* What you need to do: Write out the entire listing below exactly, with the pictures left out.

=-=-=-=-=

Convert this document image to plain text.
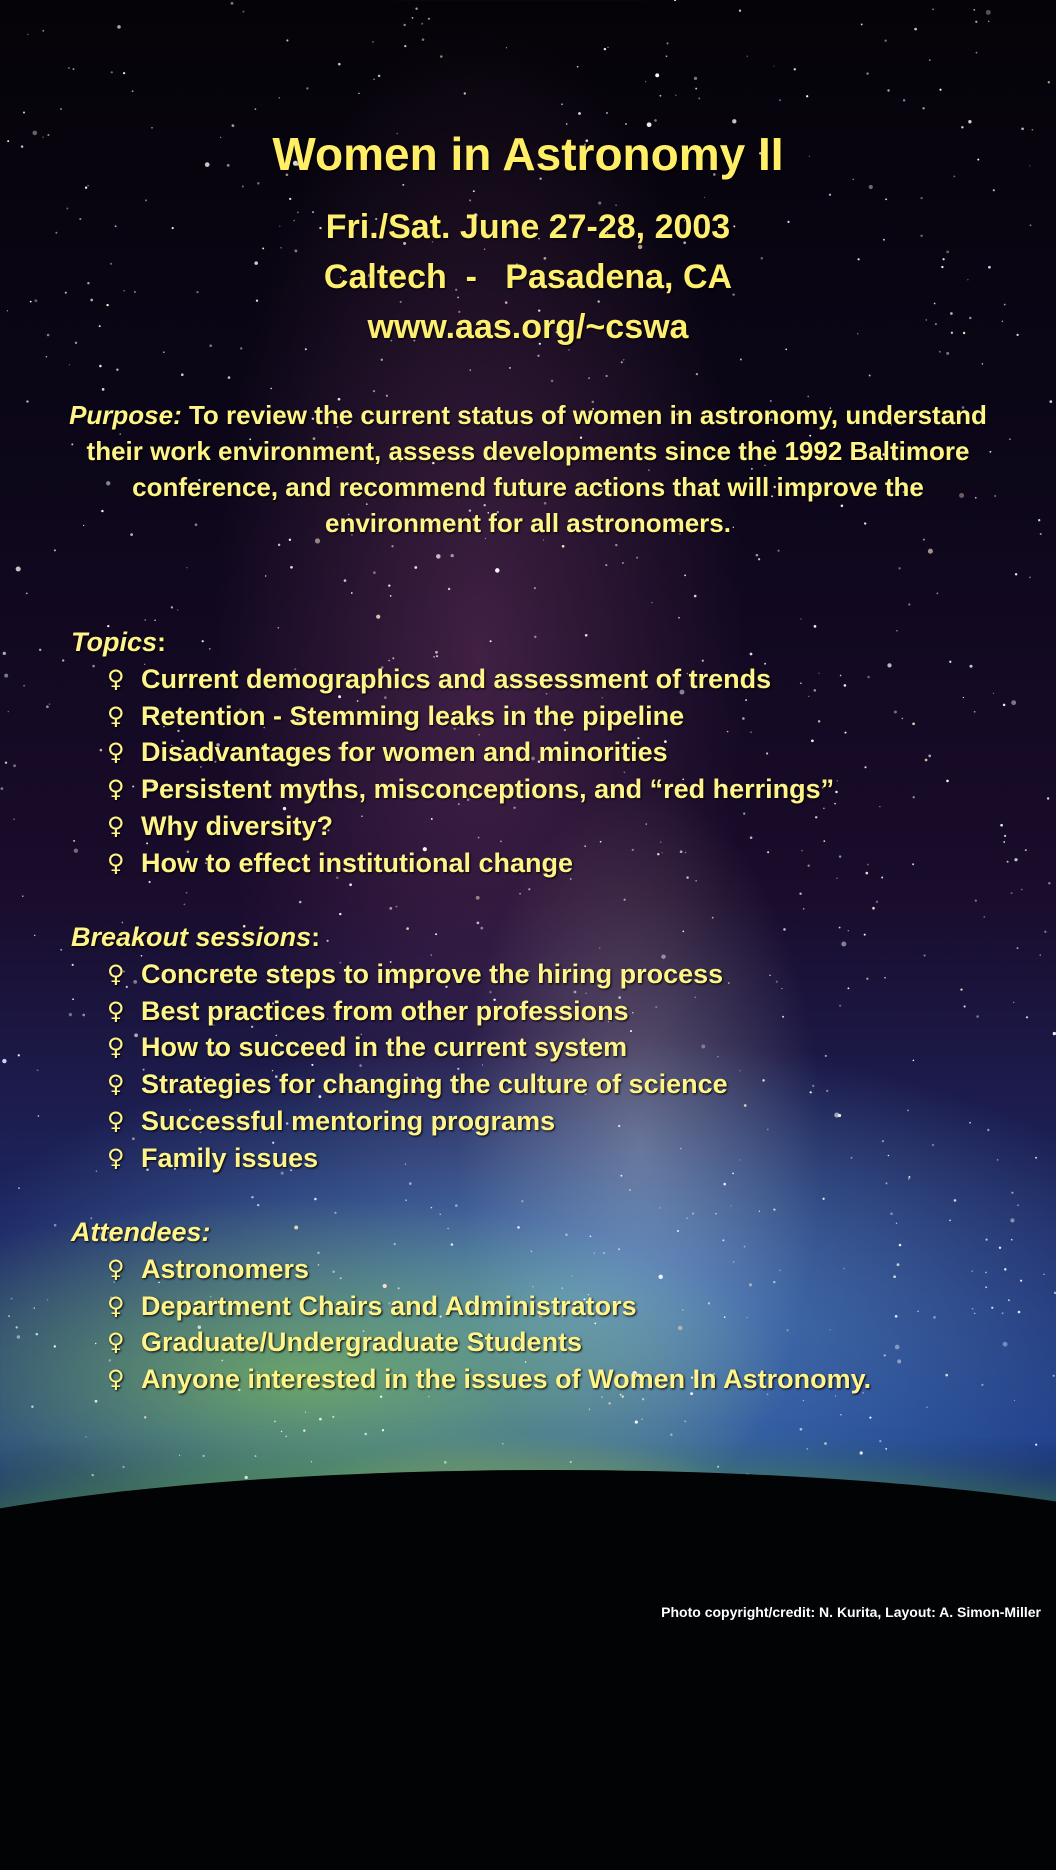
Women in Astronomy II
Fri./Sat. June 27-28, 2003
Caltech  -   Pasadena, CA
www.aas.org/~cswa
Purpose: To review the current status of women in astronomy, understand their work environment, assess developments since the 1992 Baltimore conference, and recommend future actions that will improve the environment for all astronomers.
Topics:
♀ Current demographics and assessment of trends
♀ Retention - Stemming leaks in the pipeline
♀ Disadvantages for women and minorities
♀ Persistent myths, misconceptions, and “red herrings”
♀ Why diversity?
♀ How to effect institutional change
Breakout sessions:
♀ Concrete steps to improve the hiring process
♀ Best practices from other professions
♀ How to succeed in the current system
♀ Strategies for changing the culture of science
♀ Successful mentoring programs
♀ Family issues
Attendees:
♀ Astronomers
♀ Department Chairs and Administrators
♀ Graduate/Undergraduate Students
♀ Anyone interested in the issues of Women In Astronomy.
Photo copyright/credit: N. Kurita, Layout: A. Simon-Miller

=-=-=-=-=

* Answer for the task:
Convert this document image to plain text.
Women in Astronomy II
Fri./Sat. June 27-28, 2003
Caltech  -   Pasadena, CA
www.aas.org/~cswa
Purpose: To review the current status of women in astronomy, understand their work environment, assess developments since the 1992 Baltimore conference, and recommend future actions that will improve the environment for all astronomers.
Topics:
♀ Current demographics and assessment of trends
♀ Retention - Stemming leaks in the pipeline
♀ Disadvantages for women and minorities
♀ Persistent myths, misconceptions, and “red herrings”
♀ Why diversity?
♀ How to effect institutional change
Breakout sessions:
♀ Concrete steps to improve the hiring process
♀ Best practices from other professions
♀ How to succeed in the current system
♀ Strategies for changing the culture of science
♀ Successful mentoring programs
♀ Family issues
Attendees:
♀ Astronomers
♀ Department Chairs and Administrators
♀ Graduate/Undergraduate Students
♀ Anyone interested in the issues of Women In Astronomy.
Photo copyright/credit: N. Kurita, Layout: A. Simon-Miller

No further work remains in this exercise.